▸ **Exercise objective**:
Copy each line below that includes "Late".

▸ **Stored records**:

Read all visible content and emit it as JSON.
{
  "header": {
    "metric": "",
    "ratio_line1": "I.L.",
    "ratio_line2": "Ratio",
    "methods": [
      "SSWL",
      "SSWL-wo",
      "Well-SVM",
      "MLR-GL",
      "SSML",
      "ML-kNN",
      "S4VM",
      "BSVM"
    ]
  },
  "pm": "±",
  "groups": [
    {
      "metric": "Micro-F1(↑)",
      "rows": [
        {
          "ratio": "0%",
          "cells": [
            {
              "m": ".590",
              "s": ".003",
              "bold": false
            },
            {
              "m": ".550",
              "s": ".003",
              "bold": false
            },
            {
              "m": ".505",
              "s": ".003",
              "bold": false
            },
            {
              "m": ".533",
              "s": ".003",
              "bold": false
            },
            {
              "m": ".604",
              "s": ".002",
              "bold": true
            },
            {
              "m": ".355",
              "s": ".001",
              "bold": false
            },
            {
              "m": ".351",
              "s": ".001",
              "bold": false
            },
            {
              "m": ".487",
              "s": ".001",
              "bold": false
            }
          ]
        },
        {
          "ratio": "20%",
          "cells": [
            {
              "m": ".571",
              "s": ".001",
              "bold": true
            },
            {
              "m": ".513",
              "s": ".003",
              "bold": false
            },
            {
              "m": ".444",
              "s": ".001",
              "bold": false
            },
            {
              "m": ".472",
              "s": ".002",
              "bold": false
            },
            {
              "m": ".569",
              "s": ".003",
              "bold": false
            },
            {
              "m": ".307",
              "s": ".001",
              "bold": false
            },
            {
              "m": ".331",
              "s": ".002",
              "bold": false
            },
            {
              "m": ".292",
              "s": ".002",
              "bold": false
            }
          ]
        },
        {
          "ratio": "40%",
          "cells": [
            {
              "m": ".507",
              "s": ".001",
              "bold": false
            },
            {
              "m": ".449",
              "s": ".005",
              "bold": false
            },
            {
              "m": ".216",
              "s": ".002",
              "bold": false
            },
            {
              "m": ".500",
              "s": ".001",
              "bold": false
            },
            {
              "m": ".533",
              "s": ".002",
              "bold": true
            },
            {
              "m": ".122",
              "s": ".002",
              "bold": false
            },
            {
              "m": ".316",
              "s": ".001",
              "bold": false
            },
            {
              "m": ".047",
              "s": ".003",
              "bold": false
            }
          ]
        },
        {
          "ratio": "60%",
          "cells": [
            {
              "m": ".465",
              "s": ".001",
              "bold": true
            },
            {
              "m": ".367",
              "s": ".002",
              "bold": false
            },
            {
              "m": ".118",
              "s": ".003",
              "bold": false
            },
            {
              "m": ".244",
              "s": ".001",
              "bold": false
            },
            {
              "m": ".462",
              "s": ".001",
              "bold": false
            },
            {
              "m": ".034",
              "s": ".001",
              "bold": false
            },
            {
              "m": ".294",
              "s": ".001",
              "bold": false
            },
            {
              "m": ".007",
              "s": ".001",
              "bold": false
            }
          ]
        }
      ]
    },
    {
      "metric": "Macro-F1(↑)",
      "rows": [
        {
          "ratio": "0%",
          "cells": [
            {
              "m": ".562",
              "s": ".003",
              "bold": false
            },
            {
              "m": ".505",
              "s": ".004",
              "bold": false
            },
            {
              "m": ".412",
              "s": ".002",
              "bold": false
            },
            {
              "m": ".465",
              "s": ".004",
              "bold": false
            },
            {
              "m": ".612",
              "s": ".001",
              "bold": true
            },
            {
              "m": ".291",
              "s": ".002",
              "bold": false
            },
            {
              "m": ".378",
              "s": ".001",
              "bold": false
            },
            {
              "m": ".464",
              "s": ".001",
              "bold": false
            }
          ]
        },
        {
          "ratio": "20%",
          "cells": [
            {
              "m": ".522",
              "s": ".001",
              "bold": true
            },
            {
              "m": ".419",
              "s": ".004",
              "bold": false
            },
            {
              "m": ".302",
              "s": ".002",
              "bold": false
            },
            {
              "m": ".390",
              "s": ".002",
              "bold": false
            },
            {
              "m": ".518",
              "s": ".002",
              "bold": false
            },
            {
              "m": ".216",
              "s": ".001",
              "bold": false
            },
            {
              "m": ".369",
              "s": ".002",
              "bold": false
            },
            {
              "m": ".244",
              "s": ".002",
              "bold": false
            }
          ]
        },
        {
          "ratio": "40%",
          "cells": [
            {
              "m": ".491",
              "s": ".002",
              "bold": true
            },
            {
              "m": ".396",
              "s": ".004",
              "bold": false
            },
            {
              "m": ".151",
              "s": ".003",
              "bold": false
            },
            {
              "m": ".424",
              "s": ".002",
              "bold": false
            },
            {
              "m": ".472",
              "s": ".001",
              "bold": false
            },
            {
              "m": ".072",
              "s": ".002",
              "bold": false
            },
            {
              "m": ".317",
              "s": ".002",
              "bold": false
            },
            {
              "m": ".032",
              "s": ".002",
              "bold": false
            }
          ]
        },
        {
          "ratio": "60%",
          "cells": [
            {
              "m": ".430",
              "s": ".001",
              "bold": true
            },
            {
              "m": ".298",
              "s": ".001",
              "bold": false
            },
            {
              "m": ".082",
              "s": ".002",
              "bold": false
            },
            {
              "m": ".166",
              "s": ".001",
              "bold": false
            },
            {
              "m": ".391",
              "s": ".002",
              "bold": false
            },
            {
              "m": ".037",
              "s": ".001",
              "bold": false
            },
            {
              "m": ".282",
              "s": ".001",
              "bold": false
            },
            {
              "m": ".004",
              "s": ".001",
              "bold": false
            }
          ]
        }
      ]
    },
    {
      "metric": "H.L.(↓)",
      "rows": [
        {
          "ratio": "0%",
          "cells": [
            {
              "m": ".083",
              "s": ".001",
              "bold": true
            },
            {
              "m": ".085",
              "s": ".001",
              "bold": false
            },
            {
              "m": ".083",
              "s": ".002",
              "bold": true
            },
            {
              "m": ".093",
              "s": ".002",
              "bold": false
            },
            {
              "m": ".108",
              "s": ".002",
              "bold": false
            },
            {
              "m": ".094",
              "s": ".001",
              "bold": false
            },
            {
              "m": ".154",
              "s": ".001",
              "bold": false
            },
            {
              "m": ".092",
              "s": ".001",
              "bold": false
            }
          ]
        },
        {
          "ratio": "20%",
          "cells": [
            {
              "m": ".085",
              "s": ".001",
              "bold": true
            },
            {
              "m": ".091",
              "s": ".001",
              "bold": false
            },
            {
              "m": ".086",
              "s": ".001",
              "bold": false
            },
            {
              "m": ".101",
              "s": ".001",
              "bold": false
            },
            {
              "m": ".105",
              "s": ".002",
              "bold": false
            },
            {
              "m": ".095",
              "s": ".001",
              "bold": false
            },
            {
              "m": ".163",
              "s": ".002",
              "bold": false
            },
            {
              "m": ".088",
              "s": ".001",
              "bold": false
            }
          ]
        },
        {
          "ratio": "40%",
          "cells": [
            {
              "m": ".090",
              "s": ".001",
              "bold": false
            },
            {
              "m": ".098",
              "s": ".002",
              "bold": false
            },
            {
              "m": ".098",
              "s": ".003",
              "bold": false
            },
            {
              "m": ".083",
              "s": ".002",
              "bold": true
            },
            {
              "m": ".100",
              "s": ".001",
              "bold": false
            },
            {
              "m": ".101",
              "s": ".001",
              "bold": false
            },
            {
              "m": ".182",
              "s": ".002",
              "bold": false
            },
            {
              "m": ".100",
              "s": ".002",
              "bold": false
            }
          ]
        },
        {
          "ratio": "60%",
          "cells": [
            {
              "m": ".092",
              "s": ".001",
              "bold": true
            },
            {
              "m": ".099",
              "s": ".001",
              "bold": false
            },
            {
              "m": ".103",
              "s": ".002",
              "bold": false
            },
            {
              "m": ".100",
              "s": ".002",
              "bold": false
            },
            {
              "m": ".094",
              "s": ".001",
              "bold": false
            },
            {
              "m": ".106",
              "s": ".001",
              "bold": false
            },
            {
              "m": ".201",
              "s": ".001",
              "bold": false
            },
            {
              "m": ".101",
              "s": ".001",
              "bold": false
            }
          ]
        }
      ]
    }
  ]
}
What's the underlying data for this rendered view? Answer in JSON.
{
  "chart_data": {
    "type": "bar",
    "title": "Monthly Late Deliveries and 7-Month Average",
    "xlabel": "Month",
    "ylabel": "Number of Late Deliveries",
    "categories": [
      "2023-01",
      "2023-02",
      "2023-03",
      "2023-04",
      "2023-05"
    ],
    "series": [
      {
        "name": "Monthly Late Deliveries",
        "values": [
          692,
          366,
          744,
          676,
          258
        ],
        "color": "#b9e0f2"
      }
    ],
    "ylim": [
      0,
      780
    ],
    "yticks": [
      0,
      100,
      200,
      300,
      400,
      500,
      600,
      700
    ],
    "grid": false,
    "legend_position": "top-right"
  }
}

▸ **Task result**:
    "title": "Monthly Late Deliveries and 7-Month Average",
    "ylabel": "Number of Late Deliveries",
        "name": "Monthly Late Deliveries",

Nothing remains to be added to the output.